>> start Input material
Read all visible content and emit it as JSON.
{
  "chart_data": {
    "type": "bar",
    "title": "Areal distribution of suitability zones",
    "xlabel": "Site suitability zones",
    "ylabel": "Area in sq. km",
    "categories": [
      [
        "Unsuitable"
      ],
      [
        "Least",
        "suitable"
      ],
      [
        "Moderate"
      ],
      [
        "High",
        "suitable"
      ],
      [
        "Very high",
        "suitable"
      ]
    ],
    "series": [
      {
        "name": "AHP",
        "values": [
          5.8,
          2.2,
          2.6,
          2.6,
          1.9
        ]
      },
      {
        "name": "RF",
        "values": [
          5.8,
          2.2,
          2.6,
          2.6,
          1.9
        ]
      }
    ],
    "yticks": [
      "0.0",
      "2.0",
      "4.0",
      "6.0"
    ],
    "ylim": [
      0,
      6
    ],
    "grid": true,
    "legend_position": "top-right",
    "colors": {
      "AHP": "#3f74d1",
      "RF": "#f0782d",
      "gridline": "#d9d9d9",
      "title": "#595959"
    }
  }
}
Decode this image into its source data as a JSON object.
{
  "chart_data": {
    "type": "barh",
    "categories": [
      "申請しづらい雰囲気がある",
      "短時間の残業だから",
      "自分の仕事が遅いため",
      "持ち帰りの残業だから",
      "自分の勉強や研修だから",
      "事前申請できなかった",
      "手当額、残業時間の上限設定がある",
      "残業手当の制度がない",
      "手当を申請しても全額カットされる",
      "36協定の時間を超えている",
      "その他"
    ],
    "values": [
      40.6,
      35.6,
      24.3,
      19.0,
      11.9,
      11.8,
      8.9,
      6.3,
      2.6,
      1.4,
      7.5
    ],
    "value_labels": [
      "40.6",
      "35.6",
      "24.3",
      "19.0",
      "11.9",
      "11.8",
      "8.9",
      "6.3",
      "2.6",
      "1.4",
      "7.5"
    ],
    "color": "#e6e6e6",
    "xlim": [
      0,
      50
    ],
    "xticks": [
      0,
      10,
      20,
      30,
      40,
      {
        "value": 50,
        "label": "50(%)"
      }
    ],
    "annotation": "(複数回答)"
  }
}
>> end Input material
To do:
Copy every line exactly. Leave nothing out.

Task output:
Read all visible content and emit it as JSON.
{
  "chart_data": {
    "type": "bar",
    "title": "Areal distribution of suitability zones",
    "xlabel": "Site suitability zones",
    "ylabel": "Area in sq. km",
    "categories": [
      [
        "Unsuitable"
      ],
      [
        "Least",
        "suitable"
      ],
      [
        "Moderate"
      ],
      [
        "High",
        "suitable"
      ],
      [
        "Very high",
        "suitable"
      ]
    ],
    "series": [
      {
        "name": "AHP",
        "values": [
          5.8,
          2.2,
          2.6,
          2.6,
          1.9
        ]
      },
      {
        "name": "RF",
        "values": [
          5.8,
          2.2,
          2.6,
          2.6,
          1.9
        ]
      }
    ],
    "yticks": [
      "0.0",
      "2.0",
      "4.0",
      "6.0"
    ],
    "ylim": [
      0,
      6
    ],
    "grid": true,
    "legend_position": "top-right",
    "colors": {
      "AHP": "#3f74d1",
      "RF": "#f0782d",
      "gridline": "#d9d9d9",
      "title": "#595959"
    }
  }
}
Decode this image into its source data as a JSON object.
{
  "chart_data": {
    "type": "barh",
    "categories": [
      "申請しづらい雰囲気がある",
      "短時間の残業だから",
      "自分の仕事が遅いため",
      "持ち帰りの残業だから",
      "自分の勉強や研修だから",
      "事前申請できなかった",
      "手当額、残業時間の上限設定がある",
      "残業手当の制度がない",
      "手当を申請しても全額カットされる",
      "36協定の時間を超えている",
      "その他"
    ],
    "values": [
      40.6,
      35.6,
      24.3,
      19.0,
      11.9,
      11.8,
      8.9,
      6.3,
      2.6,
      1.4,
      7.5
    ],
    "value_labels": [
      "40.6",
      "35.6",
      "24.3",
      "19.0",
      "11.9",
      "11.8",
      "8.9",
      "6.3",
      "2.6",
      "1.4",
      "7.5"
    ],
    "color": "#e6e6e6",
    "xlim": [
      0,
      50
    ],
    "xticks": [
      0,
      10,
      20,
      30,
      40,
      {
        "value": 50,
        "label": "50(%)"
      }
    ],
    "annotation": "(複数回答)"
  }
}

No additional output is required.